### Records for processing
"""

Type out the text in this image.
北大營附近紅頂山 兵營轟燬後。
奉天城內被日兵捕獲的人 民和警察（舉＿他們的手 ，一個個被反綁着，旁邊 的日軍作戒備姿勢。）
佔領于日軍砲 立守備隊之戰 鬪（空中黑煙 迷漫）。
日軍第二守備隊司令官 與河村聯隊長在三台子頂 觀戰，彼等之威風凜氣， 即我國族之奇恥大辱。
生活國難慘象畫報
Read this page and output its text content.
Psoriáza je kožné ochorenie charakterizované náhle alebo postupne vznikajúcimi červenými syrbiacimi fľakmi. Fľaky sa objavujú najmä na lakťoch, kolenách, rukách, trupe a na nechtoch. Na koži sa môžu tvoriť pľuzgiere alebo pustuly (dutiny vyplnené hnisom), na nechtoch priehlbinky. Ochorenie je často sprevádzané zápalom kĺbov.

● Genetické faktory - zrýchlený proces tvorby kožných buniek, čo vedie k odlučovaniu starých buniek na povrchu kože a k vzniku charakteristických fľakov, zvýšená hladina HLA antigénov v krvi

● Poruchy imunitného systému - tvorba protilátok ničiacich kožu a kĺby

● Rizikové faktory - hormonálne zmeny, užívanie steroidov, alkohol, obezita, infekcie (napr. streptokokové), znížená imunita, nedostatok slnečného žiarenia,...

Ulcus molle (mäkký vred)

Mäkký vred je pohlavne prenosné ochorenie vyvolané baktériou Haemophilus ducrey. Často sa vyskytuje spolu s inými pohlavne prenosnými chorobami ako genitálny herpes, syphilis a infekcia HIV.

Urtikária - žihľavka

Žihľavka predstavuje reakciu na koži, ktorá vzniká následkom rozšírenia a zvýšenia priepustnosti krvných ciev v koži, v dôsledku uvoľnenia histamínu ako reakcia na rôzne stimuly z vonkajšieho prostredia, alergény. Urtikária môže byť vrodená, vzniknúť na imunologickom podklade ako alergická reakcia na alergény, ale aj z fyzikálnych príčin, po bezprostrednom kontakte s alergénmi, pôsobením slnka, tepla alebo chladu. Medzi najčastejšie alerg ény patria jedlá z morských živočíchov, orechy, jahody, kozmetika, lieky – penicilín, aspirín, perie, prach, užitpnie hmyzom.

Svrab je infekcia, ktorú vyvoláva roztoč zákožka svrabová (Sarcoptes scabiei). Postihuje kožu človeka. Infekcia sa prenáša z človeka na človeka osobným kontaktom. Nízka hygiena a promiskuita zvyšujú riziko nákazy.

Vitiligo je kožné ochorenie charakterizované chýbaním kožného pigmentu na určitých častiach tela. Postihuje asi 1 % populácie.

"""

### Directions
Say how many lines of the material contain the word "Postihuje", with no other text.

### Answer for the task
2